■ **Task details**: Copy, in full, each line of the material that holds the word "structured".

+++ Source material

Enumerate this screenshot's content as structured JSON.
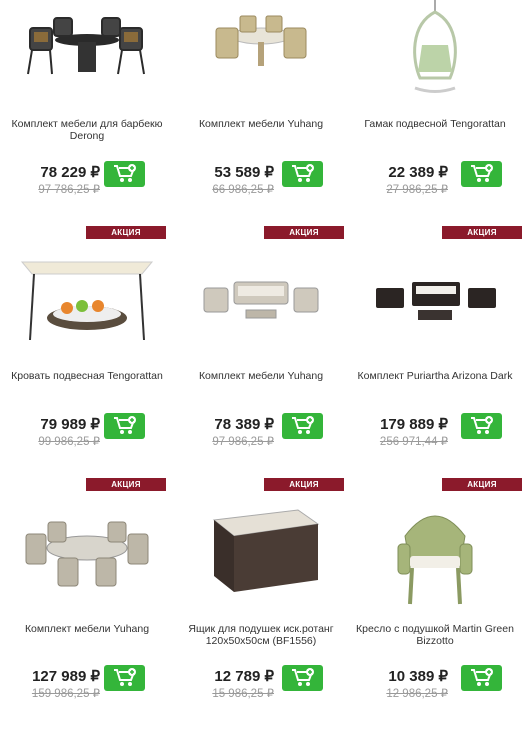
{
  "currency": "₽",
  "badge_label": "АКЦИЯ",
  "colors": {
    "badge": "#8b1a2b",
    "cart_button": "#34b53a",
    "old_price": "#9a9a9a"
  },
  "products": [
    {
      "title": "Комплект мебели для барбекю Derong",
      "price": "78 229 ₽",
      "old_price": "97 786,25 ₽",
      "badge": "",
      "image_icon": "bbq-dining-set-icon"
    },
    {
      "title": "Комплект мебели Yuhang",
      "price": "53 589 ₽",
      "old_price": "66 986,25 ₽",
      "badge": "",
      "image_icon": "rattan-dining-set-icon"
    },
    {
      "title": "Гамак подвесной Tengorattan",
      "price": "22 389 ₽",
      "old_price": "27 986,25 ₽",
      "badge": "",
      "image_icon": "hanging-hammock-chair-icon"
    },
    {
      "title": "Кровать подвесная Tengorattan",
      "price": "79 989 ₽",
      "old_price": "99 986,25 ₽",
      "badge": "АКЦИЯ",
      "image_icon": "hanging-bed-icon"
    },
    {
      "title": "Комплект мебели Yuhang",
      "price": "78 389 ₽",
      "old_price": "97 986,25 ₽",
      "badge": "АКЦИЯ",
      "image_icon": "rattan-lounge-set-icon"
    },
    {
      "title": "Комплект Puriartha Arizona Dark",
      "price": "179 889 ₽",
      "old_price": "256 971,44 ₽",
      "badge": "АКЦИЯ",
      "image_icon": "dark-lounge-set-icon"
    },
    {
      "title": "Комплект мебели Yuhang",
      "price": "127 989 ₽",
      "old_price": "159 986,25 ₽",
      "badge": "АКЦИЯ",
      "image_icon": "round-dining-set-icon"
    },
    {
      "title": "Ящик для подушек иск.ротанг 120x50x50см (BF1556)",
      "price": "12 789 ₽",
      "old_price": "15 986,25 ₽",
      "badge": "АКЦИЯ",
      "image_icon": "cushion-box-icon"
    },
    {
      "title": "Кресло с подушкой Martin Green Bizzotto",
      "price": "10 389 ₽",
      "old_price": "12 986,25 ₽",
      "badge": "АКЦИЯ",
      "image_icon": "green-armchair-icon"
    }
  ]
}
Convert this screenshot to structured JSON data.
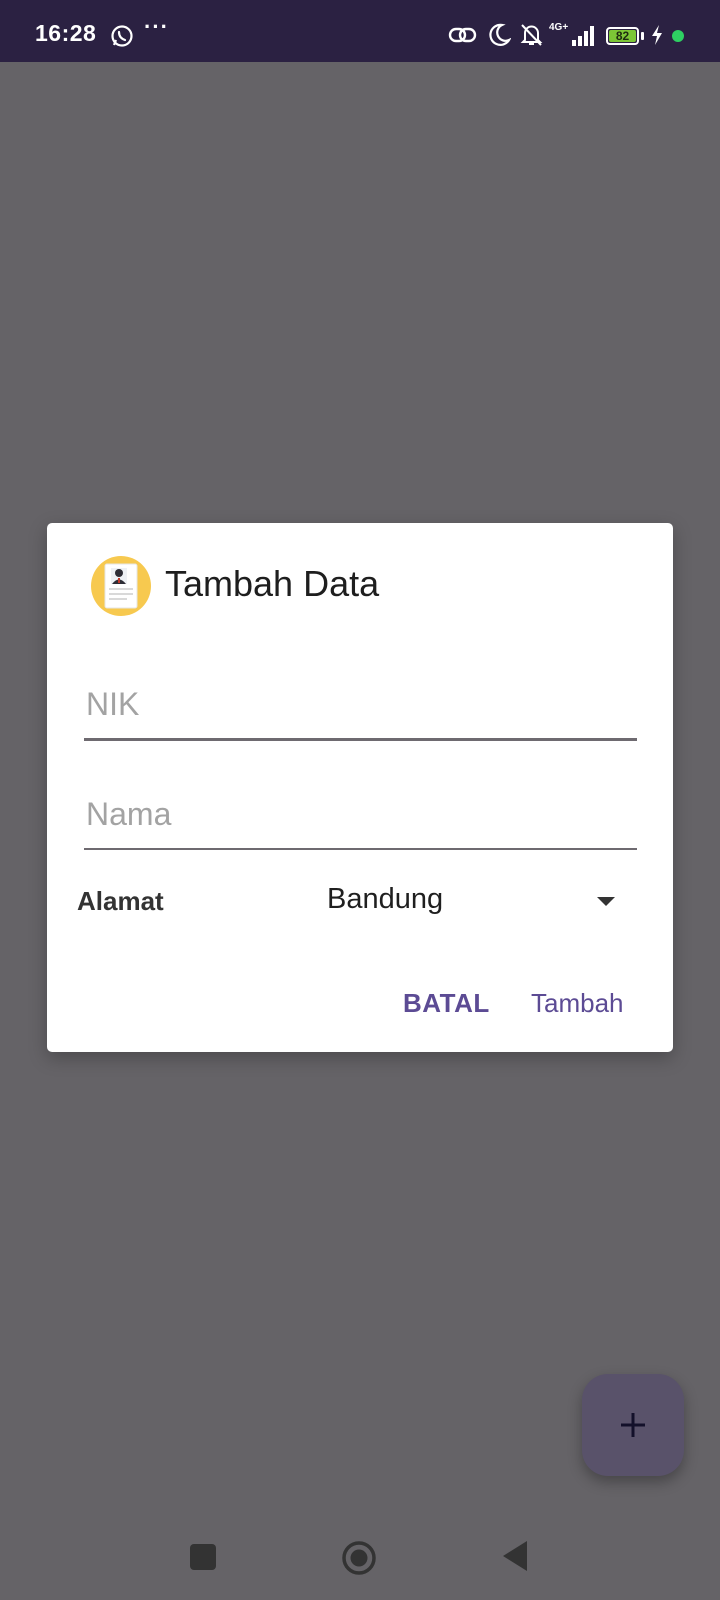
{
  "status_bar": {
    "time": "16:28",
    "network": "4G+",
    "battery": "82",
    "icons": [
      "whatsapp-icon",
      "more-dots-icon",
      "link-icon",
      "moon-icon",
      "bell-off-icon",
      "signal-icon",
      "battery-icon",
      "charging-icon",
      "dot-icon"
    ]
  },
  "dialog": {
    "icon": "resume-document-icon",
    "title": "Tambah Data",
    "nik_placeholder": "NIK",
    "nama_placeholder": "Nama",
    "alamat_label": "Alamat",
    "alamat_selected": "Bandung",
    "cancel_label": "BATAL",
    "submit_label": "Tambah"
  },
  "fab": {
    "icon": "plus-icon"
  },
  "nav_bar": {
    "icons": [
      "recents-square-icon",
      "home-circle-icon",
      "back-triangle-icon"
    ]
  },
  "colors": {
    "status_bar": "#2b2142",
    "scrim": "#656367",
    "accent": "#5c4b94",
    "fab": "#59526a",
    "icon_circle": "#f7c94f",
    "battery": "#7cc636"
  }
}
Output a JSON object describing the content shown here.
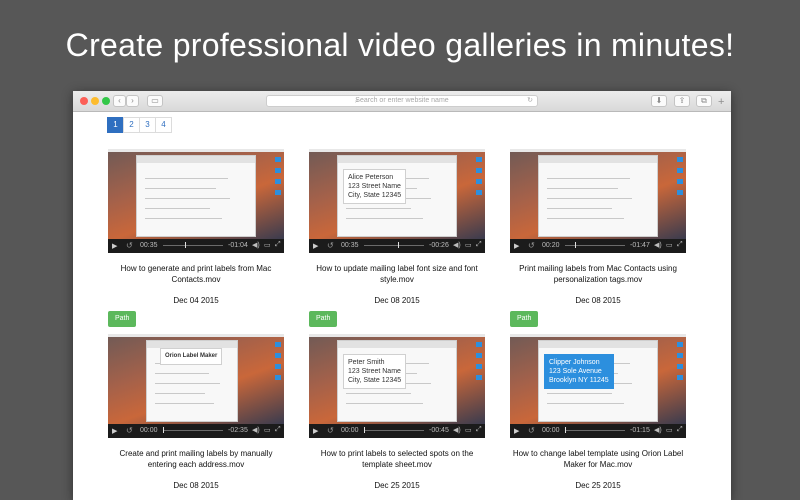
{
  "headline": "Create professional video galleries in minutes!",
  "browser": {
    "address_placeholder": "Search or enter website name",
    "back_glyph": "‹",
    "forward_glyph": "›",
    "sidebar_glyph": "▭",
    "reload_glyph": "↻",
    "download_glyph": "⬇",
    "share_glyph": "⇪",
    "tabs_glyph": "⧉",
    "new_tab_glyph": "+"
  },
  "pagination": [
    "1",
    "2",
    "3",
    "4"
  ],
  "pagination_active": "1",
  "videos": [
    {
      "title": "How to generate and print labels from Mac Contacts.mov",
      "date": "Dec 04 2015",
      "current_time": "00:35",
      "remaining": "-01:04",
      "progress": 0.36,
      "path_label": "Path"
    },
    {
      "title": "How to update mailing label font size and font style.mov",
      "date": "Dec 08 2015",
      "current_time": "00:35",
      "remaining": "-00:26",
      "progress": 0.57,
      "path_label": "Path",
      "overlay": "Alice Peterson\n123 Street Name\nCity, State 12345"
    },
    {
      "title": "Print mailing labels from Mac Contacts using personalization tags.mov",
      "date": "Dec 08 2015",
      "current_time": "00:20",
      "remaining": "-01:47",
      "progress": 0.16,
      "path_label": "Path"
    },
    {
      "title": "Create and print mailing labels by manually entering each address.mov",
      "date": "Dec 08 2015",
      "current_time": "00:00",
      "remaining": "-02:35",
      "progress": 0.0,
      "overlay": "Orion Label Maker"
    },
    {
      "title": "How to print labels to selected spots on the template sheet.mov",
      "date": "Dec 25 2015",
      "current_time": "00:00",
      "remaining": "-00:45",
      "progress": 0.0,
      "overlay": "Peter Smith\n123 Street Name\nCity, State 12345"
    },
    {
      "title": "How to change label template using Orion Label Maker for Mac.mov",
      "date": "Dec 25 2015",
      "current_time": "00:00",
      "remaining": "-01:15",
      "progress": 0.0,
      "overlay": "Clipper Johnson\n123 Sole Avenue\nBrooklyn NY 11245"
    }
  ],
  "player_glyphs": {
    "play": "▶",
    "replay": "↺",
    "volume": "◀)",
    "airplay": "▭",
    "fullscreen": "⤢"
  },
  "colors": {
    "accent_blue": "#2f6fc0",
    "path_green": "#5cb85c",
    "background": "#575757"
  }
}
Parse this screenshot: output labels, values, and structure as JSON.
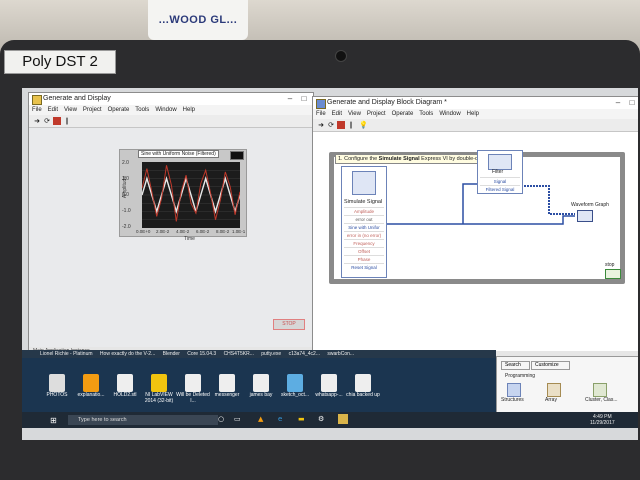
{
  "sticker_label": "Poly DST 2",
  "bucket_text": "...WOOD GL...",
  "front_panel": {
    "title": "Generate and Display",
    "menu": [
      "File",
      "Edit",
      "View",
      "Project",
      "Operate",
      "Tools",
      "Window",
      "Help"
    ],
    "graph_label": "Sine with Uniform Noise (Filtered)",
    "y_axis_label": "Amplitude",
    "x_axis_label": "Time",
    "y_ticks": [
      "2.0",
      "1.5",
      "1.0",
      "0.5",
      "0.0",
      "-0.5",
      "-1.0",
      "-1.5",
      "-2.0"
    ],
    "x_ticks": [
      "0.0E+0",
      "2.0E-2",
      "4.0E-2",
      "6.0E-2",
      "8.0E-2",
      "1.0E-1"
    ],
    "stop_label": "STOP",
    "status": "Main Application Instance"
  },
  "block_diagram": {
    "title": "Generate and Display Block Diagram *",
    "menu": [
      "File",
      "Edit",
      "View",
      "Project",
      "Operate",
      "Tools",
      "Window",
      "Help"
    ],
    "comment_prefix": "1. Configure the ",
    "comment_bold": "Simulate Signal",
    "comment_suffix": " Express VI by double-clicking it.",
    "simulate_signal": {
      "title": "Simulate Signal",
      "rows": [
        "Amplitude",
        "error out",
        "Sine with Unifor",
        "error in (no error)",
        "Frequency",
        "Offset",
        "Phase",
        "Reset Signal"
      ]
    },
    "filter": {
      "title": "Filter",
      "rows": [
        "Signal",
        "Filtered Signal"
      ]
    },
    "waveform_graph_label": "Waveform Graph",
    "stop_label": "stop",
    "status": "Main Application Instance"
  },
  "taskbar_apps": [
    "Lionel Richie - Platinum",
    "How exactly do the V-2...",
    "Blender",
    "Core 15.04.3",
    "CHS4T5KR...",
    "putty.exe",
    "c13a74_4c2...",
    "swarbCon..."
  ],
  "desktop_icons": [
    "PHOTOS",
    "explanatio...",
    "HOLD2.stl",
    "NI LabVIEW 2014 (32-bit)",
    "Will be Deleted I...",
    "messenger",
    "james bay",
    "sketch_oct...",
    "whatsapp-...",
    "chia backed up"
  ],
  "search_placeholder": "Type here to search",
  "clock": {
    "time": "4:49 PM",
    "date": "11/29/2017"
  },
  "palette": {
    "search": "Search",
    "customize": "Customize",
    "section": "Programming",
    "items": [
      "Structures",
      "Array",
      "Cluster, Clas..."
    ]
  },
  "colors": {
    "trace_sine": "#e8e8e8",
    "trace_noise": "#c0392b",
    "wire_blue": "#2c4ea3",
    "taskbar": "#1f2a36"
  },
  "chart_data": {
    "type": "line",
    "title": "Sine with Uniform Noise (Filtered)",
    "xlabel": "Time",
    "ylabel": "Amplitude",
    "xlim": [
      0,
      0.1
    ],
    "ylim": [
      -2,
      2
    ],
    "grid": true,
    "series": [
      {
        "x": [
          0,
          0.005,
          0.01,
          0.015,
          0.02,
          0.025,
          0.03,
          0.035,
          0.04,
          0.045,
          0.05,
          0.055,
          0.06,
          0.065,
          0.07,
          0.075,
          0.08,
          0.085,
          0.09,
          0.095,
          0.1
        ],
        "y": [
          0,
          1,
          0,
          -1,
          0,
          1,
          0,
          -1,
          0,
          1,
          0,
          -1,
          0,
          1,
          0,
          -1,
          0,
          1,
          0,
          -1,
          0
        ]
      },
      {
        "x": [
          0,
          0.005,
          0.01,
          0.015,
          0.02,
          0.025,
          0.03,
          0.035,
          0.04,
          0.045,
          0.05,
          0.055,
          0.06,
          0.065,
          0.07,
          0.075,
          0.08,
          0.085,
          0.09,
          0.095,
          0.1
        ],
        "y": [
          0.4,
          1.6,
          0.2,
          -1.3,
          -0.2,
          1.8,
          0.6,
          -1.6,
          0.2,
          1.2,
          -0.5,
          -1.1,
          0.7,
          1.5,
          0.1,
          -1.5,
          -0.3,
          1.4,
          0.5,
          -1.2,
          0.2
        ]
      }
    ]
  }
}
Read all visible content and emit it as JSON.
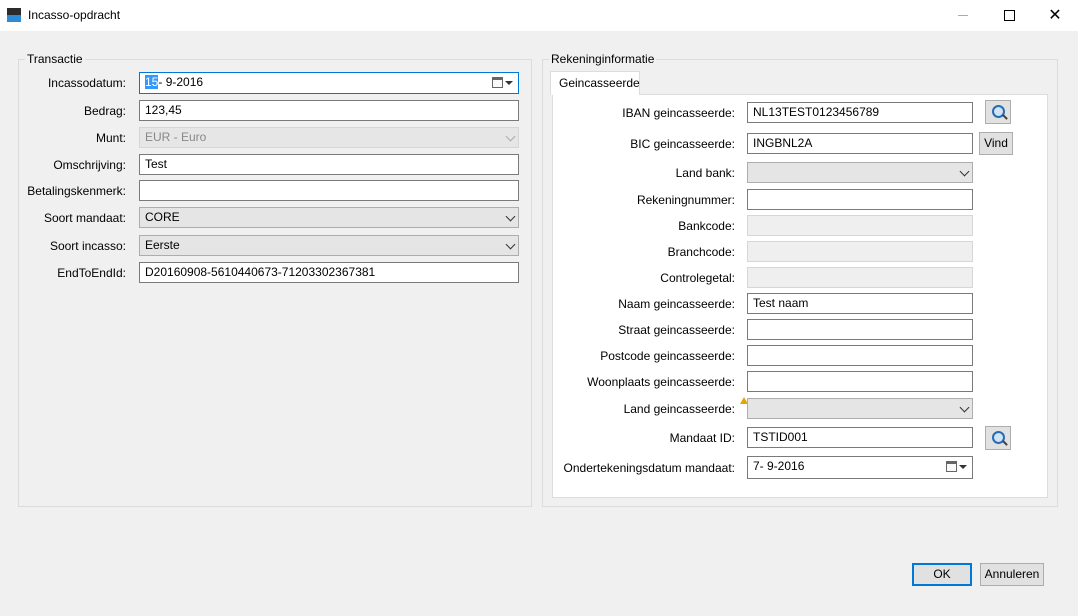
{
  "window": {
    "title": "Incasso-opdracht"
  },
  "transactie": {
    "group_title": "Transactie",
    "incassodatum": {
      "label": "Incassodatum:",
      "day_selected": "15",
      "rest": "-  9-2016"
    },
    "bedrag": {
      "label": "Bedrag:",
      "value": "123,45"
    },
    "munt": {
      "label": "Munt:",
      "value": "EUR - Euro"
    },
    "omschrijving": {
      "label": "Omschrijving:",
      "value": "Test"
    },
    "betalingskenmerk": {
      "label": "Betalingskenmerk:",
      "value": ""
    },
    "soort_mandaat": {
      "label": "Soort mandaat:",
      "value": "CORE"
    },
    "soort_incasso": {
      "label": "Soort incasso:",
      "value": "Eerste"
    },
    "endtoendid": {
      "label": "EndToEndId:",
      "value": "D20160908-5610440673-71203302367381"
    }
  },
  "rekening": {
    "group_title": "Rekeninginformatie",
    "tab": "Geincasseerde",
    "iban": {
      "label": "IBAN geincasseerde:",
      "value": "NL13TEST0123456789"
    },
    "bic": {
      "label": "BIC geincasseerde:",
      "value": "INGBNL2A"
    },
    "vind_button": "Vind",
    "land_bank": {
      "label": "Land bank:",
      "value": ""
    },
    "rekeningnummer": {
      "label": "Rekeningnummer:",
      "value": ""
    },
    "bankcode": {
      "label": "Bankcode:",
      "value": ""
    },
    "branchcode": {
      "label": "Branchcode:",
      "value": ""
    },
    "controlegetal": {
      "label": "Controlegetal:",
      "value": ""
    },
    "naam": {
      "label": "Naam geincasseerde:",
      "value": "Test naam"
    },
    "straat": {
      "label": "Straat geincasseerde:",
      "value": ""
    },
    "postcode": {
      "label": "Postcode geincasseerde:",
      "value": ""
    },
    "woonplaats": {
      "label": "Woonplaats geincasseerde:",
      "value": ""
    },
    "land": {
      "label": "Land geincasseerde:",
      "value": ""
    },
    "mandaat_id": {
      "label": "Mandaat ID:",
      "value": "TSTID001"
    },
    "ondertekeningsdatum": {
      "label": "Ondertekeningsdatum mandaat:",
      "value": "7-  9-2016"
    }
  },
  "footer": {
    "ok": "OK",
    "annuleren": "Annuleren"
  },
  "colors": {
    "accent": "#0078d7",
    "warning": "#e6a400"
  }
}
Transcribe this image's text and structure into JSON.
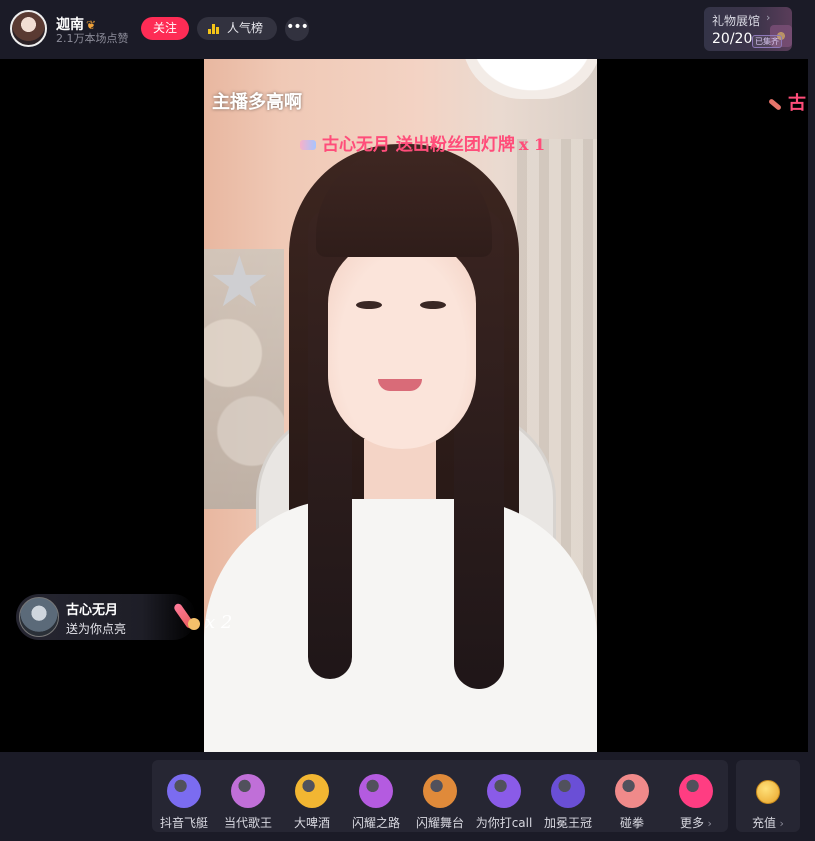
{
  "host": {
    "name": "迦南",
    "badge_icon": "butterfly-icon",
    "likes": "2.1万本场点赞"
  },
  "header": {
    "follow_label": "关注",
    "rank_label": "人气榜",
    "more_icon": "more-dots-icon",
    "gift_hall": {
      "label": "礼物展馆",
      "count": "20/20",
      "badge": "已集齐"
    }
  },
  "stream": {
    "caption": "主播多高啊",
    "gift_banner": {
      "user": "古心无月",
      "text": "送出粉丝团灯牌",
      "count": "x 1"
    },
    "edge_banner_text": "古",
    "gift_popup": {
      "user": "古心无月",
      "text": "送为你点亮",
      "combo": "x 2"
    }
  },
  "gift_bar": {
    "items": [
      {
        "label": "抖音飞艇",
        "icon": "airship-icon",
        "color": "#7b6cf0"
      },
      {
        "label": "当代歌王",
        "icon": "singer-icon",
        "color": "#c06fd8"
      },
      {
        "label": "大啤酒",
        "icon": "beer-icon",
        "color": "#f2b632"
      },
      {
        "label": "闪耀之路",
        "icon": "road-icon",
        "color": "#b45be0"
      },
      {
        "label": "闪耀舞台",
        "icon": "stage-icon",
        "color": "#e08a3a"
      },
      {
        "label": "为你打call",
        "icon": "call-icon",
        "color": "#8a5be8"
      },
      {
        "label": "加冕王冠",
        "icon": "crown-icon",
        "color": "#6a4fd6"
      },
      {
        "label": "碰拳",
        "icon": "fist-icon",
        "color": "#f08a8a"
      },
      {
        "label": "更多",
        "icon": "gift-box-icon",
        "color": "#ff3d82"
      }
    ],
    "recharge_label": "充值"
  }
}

++++++

■ **Answer below**:
Enumerate this screenshot's content as structured JSON.
Convert this screenshot to structured JSON data.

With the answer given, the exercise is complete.